**DATA RECORDS:**
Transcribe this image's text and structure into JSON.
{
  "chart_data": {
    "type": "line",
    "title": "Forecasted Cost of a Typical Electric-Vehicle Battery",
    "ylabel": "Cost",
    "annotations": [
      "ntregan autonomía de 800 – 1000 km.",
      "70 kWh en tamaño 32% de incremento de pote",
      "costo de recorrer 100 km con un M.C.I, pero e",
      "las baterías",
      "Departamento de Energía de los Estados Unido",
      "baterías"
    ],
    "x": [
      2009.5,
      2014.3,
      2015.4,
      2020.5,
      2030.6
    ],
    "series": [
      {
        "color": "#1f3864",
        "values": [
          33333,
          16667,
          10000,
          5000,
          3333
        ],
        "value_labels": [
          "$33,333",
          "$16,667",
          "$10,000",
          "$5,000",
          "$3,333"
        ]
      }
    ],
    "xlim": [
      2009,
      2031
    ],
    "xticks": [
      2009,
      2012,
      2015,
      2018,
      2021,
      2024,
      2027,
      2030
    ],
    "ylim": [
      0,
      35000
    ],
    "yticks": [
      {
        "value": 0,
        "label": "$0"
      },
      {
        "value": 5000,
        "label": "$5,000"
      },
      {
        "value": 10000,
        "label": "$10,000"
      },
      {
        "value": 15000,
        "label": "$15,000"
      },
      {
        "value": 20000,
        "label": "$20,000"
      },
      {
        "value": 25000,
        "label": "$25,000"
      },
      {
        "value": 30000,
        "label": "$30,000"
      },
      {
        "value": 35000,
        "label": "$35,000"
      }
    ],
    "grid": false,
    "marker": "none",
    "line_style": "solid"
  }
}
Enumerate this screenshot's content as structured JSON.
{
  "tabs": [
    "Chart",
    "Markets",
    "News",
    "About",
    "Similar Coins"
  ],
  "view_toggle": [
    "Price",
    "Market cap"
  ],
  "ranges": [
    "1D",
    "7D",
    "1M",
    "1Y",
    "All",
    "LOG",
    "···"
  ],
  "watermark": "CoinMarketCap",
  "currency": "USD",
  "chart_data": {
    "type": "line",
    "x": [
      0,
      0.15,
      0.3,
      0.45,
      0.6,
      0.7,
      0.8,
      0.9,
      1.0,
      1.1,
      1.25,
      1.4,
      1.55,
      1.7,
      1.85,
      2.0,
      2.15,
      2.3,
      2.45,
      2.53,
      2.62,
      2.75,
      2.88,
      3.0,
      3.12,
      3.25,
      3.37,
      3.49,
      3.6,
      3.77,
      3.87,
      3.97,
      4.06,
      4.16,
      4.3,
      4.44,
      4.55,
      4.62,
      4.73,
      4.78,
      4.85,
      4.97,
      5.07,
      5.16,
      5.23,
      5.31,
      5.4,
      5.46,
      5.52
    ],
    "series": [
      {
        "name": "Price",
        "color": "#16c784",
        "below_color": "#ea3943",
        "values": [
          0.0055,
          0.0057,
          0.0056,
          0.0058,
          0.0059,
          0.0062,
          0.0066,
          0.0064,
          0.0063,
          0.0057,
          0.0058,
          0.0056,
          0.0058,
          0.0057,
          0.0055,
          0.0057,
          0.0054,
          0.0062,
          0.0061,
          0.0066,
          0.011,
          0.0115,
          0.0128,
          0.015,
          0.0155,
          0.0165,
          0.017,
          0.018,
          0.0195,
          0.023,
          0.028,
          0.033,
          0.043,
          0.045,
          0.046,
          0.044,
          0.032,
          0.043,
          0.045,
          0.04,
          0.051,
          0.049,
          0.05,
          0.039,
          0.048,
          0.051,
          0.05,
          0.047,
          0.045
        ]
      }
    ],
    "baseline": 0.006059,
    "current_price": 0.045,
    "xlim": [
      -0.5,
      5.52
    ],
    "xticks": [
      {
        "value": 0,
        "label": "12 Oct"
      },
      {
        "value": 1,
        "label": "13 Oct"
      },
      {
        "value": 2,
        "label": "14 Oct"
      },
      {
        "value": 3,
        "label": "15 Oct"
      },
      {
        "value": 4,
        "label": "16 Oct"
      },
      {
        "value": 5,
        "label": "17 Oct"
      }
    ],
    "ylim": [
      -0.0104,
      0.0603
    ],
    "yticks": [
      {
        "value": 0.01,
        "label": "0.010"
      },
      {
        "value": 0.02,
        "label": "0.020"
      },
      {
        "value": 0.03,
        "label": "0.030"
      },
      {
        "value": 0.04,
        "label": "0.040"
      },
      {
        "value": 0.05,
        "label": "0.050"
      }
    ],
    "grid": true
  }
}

**THE PROBLEM:** Copy out the whole listing, exactly as written.

**OUTPUT FOR THIS TASK:**
Transcribe this image's text and structure into JSON.
{
  "chart_data": {
    "type": "line",
    "title": "Forecasted Cost of a Typical Electric-Vehicle Battery",
    "ylabel": "Cost",
    "annotations": [
      "ntregan autonomía de 800 – 1000 km.",
      "70 kWh en tamaño 32% de incremento de pote",
      "costo de recorrer 100 km con un M.C.I, pero e",
      "las baterías",
      "Departamento de Energía de los Estados Unido",
      "baterías"
    ],
    "x": [
      2009.5,
      2014.3,
      2015.4,
      2020.5,
      2030.6
    ],
    "series": [
      {
        "color": "#1f3864",
        "values": [
          33333,
          16667,
          10000,
          5000,
          3333
        ],
        "value_labels": [
          "$33,333",
          "$16,667",
          "$10,000",
          "$5,000",
          "$3,333"
        ]
      }
    ],
    "xlim": [
      2009,
      2031
    ],
    "xticks": [
      2009,
      2012,
      2015,
      2018,
      2021,
      2024,
      2027,
      2030
    ],
    "ylim": [
      0,
      35000
    ],
    "yticks": [
      {
        "value": 0,
        "label": "$0"
      },
      {
        "value": 5000,
        "label": "$5,000"
      },
      {
        "value": 10000,
        "label": "$10,000"
      },
      {
        "value": 15000,
        "label": "$15,000"
      },
      {
        "value": 20000,
        "label": "$20,000"
      },
      {
        "value": 25000,
        "label": "$25,000"
      },
      {
        "value": 30000,
        "label": "$30,000"
      },
      {
        "value": 35000,
        "label": "$35,000"
      }
    ],
    "grid": false,
    "marker": "none",
    "line_style": "solid"
  }
}
Enumerate this screenshot's content as structured JSON.
{
  "tabs": [
    "Chart",
    "Markets",
    "News",
    "About",
    "Similar Coins"
  ],
  "view_toggle": [
    "Price",
    "Market cap"
  ],
  "ranges": [
    "1D",
    "7D",
    "1M",
    "1Y",
    "All",
    "LOG",
    "···"
  ],
  "watermark": "CoinMarketCap",
  "currency": "USD",
  "chart_data": {
    "type": "line",
    "x": [
      0,
      0.15,
      0.3,
      0.45,
      0.6,
      0.7,
      0.8,
      0.9,
      1.0,
      1.1,
      1.25,
      1.4,
      1.55,
      1.7,
      1.85,
      2.0,
      2.15,
      2.3,
      2.45,
      2.53,
      2.62,
      2.75,
      2.88,
      3.0,
      3.12,
      3.25,
      3.37,
      3.49,
      3.6,
      3.77,
      3.87,
      3.97,
      4.06,
      4.16,
      4.3,
      4.44,
      4.55,
      4.62,
      4.73,
      4.78,
      4.85,
      4.97,
      5.07,
      5.16,
      5.23,
      5.31,
      5.4,
      5.46,
      5.52
    ],
    "series": [
      {
        "name": "Price",
        "color": "#16c784",
        "below_color": "#ea3943",
        "values": [
          0.0055,
          0.0057,
          0.0056,
          0.0058,
          0.0059,
          0.0062,
          0.0066,
          0.0064,
          0.0063,
          0.0057,
          0.0058,
          0.0056,
          0.0058,
          0.0057,
          0.0055,
          0.0057,
          0.0054,
          0.0062,
          0.0061,
          0.0066,
          0.011,
          0.0115,
          0.0128,
          0.015,
          0.0155,
          0.0165,
          0.017,
          0.018,
          0.0195,
          0.023,
          0.028,
          0.033,
          0.043,
          0.045,
          0.046,
          0.044,
          0.032,
          0.043,
          0.045,
          0.04,
          0.051,
          0.049,
          0.05,
          0.039,
          0.048,
          0.051,
          0.05,
          0.047,
          0.045
        ]
      }
    ],
    "baseline": 0.006059,
    "current_price": 0.045,
    "xlim": [
      -0.5,
      5.52
    ],
    "xticks": [
      {
        "value": 0,
        "label": "12 Oct"
      },
      {
        "value": 1,
        "label": "13 Oct"
      },
      {
        "value": 2,
        "label": "14 Oct"
      },
      {
        "value": 3,
        "label": "15 Oct"
      },
      {
        "value": 4,
        "label": "16 Oct"
      },
      {
        "value": 5,
        "label": "17 Oct"
      }
    ],
    "ylim": [
      -0.0104,
      0.0603
    ],
    "yticks": [
      {
        "value": 0.01,
        "label": "0.010"
      },
      {
        "value": 0.02,
        "label": "0.020"
      },
      {
        "value": 0.03,
        "label": "0.030"
      },
      {
        "value": 0.04,
        "label": "0.040"
      },
      {
        "value": 0.05,
        "label": "0.050"
      }
    ],
    "grid": true
  }
}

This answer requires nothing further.